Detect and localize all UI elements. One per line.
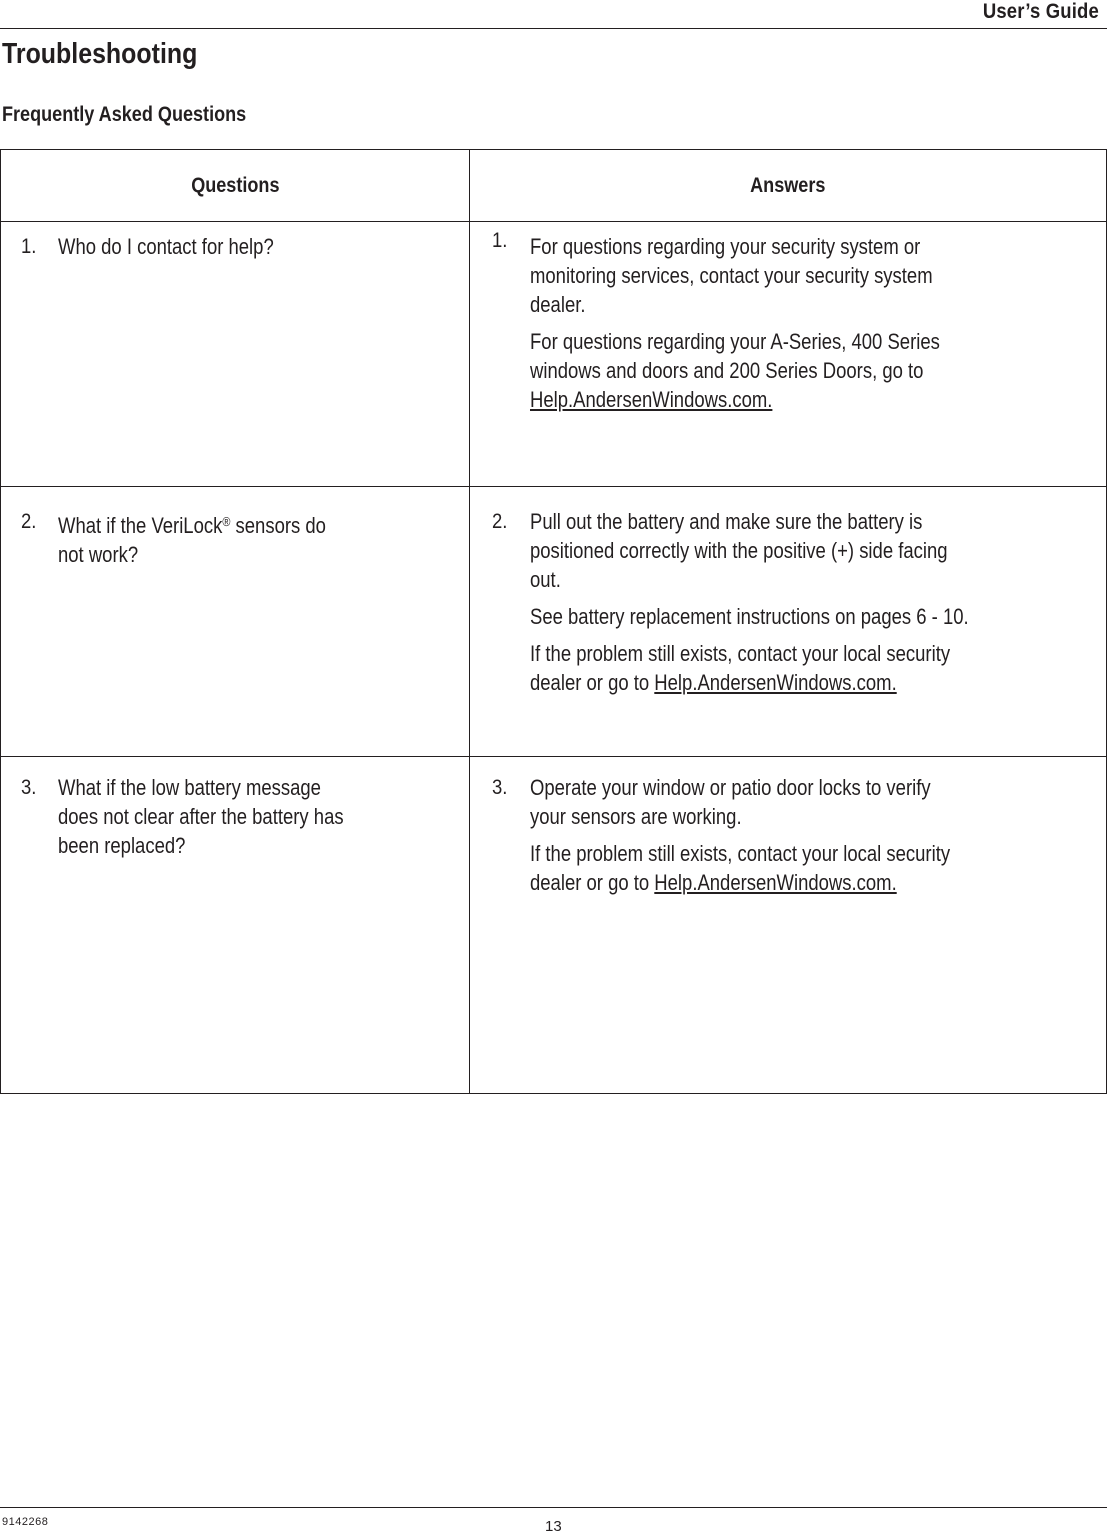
help-link[interactable]: Help.AndersenWindows.com. (654, 670, 897, 695)
table-row (1, 222, 1107, 487)
question-cell (1, 757, 470, 1094)
answer-number: 2. (492, 510, 508, 533)
document-number: 9142268 (2, 1516, 49, 1528)
answer-cell (470, 487, 1107, 757)
question-text: What if the VeriLock® sensors do not work? (58, 513, 326, 567)
question-number: 3. (21, 776, 37, 799)
question-number: 2. (21, 510, 37, 533)
answer-text: Pull out the battery and make sure the battery is positioned correctly with the positive (+) side facing out. See battery replacement instructions on pages 6 - 10. If the problem still exists, contact your local security dealer or go to Help.AndersenWindows.com. (530, 509, 969, 695)
answer-number: 3. (492, 776, 508, 799)
question-text: Who do I contact for help? (58, 234, 274, 259)
question-text: What if the low battery message does not clear after the battery has been replaced? (58, 775, 344, 858)
page-header (0, 0, 1107, 29)
answer-cell (470, 757, 1107, 1094)
registered-mark: ® (222, 514, 231, 529)
guide-title: User’s Guide (982, 0, 1099, 23)
help-link[interactable]: Help.AndersenWindows.com. (654, 870, 897, 895)
question-cell (1, 222, 470, 487)
section-title: Frequently Asked Questions (2, 103, 247, 126)
table-row (1, 757, 1107, 1094)
answer-number: 1. (492, 229, 508, 252)
page-number: 13 (545, 1518, 562, 1535)
faq-table (0, 149, 1107, 1094)
questions-header: Questions (1, 150, 470, 222)
answer-text: For questions regarding your security system or monitoring services, contact your security system dealer. For questions regarding your A-Series, 400 Series windows and doors and 200 Series Doors, go to Help.AndersenWindows.com. (530, 232, 1051, 422)
answer-text: Operate your window or patio door locks to verify your sensors are working. If the problem still exists, contact your local security dealer or go to Help.AndersenWindows.com. (530, 775, 951, 895)
table-row (1, 487, 1107, 757)
help-link[interactable]: Help.AndersenWindows.com. (530, 387, 773, 412)
footer-divider (0, 1507, 1107, 1508)
question-cell (1, 487, 470, 757)
question-number: 1. (21, 235, 37, 258)
answer-cell (470, 222, 1107, 487)
table-header-row (1, 150, 1107, 222)
page-title: Troubleshooting (2, 38, 198, 70)
answers-header: Answers (470, 150, 1107, 222)
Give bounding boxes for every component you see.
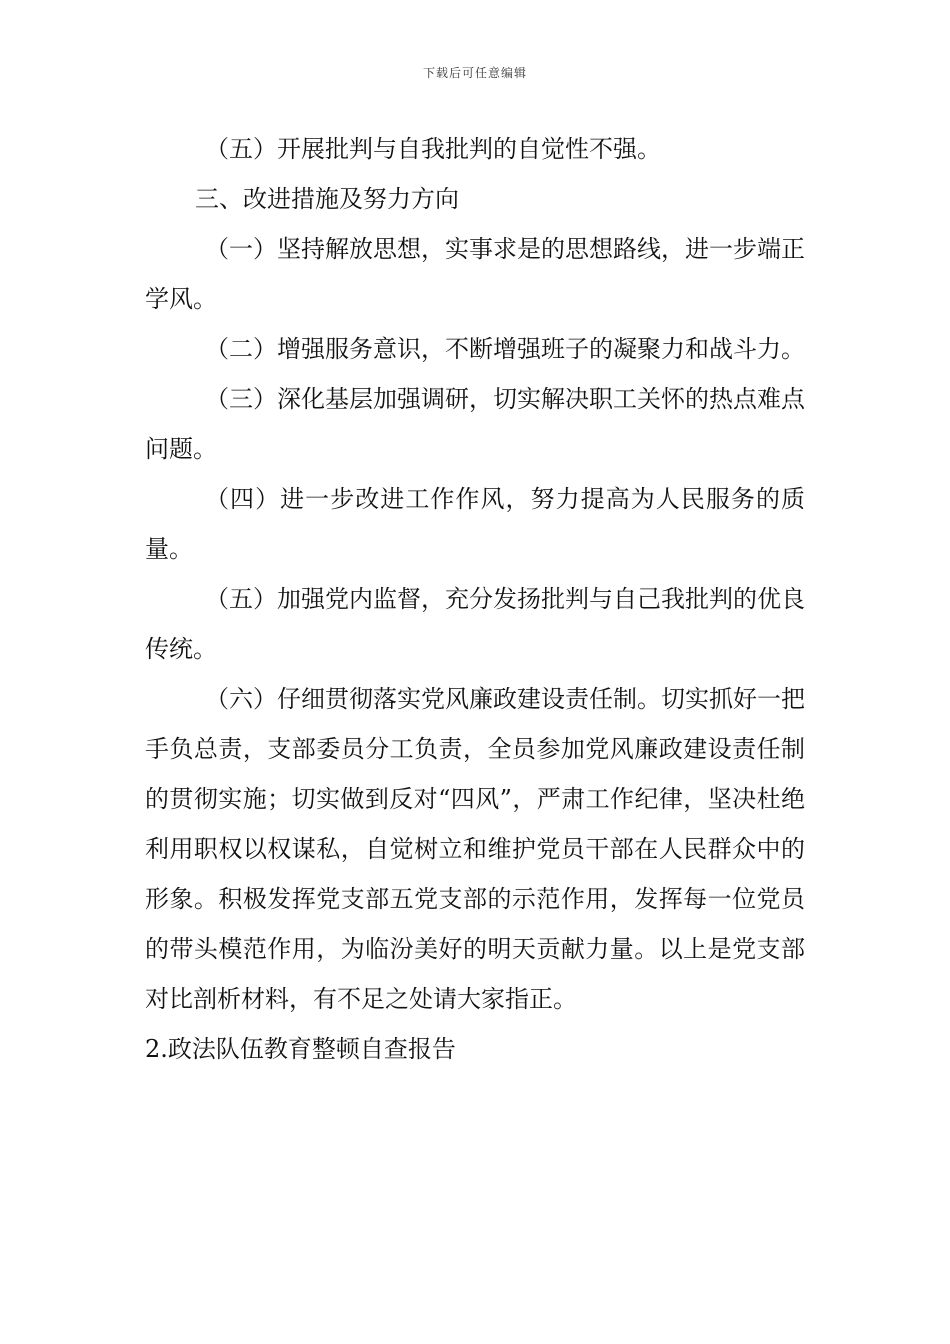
paragraph-measure-3: （三）深化基层加强调研，切实解决职工关怀的热点难点问题。: [145, 385, 805, 463]
paragraph-measure-2: （二）增强服务意识，不断增强班子的凝聚力和战斗力。: [205, 335, 805, 363]
section-heading-improvements: 三、改进措施及努力方向: [195, 185, 459, 213]
paragraph-measure-5: （五）加强党内监督，充分发扬批判与自己我批判的优良传统。: [145, 585, 805, 663]
document-body: [145, 124, 805, 1074]
page-header: 下载后可任意编辑: [422, 66, 527, 80]
paragraph-measure-1: （一）坚持解放思想，实事求是的思想路线，进一步端正学风。: [145, 235, 805, 313]
paragraph-measure-4: （四）进一步改进工作作风，努力提高为人民服务的质量。: [145, 485, 805, 563]
paragraph-measure-6: （六）仔细贯彻落实党风廉政建设责任制。切实抓好一把手负总责，支部委员分工负责，全员参加党风廉政建设责任制的贯彻实施；切实做到反对“四风”，严肃工作纪律，坚决杜绝利用职权以权谋私，自觉树立和维护党员干部在人民群众中的形象。积极发挥党支部五党支部的示范作用，发挥每一位党员的带头模范作用，为临汾美好的明天贡献力量。以上是党支部对比剖析材料，有不足之处请大家指正。: [145, 685, 805, 1013]
section-title-report-2: 2.政法队伍教育整顿自查报告: [145, 1035, 456, 1063]
paragraph-issue-5: （五）开展批判与自我批判的自觉性不强。: [205, 135, 661, 163]
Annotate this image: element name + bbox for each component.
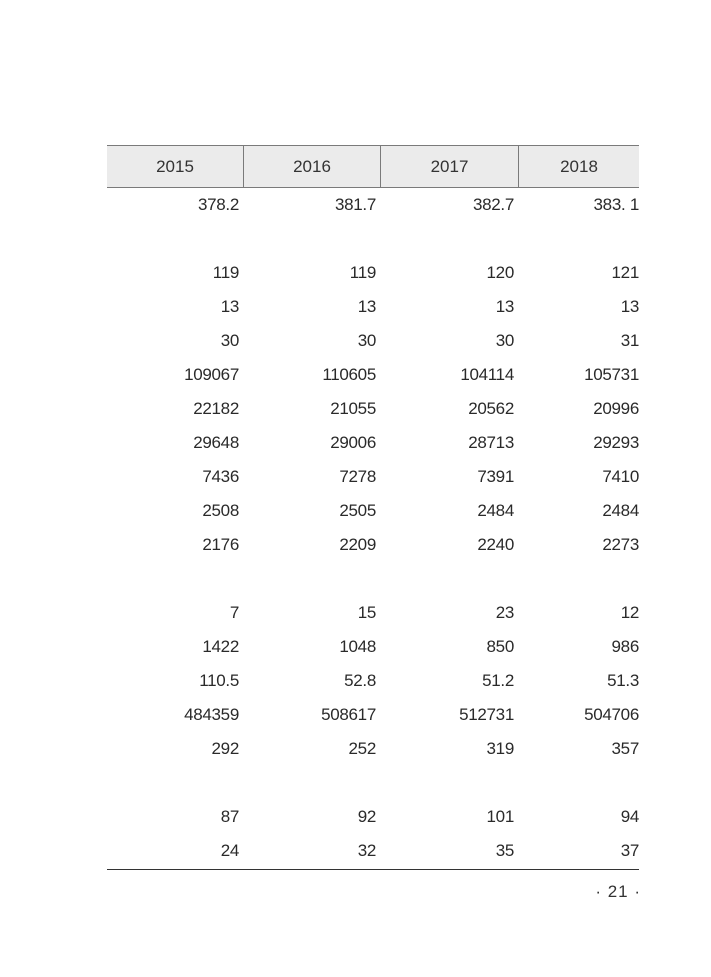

※

→ **Goal**: Pull out every line of the material that contains the string "paragraph", treating uppercase and lowercase letters as different.

→ **Final result**:
paragraph-measure-3: （三）深化基层加强调研，切实解决职工关怀的热点难点问题。: [145, 385, 805, 463]
paragraph-measure-2: （二）增强服务意识，不断增强班子的凝聚力和战斗力。: [205, 335, 805, 363]
paragraph-measure-5: （五）加强党内监督，充分发扬批判与自己我批判的优良传统。: [145, 585, 805, 663]
paragraph-measure-1: （一）坚持解放思想，实事求是的思想路线，进一步端正学风。: [145, 235, 805, 313]
paragraph-measure-4: （四）进一步改进工作作风，努力提高为人民服务的质量。: [145, 485, 805, 563]
paragraph-measure-6: （六）仔细贯彻落实党风廉政建设责任制。切实抓好一把手负总责，支部委员分工负责，全员参加党风廉政建设责任制的贯彻实施；切实做到反对“四风”，严肃工作纪律，坚决杜绝利用职权以权谋私，自觉树立和维护党员干部在人民群众中的形象。积极发挥党支部五党支部的示范作用，发挥每一位党员的带头模范作用，为临汾美好的明天贡献力量。以上是党支部对比剖析材料，有不足之处请大家指正。: [145, 685, 805, 1013]
paragraph-issue-5: （五）开展批判与自我批判的自觉性不强。: [205, 135, 661, 163]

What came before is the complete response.